▶ _Required work_
Scan the lines below; pull out those with "this".

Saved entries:
----------

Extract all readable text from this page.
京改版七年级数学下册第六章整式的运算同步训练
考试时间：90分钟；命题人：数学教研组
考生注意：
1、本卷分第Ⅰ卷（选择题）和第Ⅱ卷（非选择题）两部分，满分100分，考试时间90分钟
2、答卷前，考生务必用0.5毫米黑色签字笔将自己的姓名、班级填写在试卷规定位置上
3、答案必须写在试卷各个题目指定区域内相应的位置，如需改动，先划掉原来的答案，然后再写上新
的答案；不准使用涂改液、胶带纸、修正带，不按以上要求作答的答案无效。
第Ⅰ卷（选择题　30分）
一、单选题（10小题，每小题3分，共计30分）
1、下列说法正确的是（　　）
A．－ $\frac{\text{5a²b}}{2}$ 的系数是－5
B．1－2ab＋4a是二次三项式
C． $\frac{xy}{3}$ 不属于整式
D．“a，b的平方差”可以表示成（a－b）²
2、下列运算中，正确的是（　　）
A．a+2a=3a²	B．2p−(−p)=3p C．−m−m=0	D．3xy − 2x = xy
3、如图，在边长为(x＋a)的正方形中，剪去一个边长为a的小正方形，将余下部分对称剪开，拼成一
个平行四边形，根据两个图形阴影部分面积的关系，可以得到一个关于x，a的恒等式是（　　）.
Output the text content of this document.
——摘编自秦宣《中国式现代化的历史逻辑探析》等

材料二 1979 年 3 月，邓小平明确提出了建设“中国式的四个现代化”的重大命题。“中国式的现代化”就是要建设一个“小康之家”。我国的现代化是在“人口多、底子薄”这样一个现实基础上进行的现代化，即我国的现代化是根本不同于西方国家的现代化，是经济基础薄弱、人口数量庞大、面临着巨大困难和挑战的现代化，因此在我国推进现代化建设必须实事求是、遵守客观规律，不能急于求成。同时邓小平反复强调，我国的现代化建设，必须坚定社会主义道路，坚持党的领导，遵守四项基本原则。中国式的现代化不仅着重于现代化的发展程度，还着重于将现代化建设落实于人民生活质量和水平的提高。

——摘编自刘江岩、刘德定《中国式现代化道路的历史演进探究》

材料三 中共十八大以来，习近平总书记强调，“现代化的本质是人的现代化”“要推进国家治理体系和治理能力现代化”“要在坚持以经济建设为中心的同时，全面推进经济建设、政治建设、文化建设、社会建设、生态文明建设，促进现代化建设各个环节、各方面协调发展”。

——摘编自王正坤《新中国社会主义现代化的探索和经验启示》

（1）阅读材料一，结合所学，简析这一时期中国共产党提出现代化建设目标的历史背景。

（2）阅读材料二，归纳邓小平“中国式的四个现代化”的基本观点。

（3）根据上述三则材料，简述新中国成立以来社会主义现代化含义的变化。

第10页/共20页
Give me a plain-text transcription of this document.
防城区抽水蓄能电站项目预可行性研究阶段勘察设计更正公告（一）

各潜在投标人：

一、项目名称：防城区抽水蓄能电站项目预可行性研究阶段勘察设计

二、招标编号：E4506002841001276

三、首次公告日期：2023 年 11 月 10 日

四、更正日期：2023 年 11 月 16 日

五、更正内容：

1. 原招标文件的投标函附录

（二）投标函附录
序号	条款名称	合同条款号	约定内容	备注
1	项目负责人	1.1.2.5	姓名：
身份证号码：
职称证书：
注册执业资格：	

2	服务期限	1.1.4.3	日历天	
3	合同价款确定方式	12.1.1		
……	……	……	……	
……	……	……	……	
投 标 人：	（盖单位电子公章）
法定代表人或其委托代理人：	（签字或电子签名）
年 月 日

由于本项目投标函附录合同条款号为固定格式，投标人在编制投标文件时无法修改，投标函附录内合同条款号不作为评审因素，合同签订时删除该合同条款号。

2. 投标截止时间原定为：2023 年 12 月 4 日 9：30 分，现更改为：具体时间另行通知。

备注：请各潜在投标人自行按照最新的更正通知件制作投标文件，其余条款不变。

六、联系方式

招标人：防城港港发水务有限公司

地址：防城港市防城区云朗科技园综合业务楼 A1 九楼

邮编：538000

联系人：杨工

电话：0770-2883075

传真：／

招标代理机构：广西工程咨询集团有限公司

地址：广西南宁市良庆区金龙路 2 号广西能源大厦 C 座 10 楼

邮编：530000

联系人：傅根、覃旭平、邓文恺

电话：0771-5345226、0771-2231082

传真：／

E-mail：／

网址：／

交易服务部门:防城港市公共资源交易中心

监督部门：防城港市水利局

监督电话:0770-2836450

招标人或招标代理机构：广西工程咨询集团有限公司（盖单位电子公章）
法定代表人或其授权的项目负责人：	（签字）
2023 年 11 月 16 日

----------

▶ _Written response_
Extract all readable text from this page.
Output the text content of this document.
Give me a plain-text transcription of this document.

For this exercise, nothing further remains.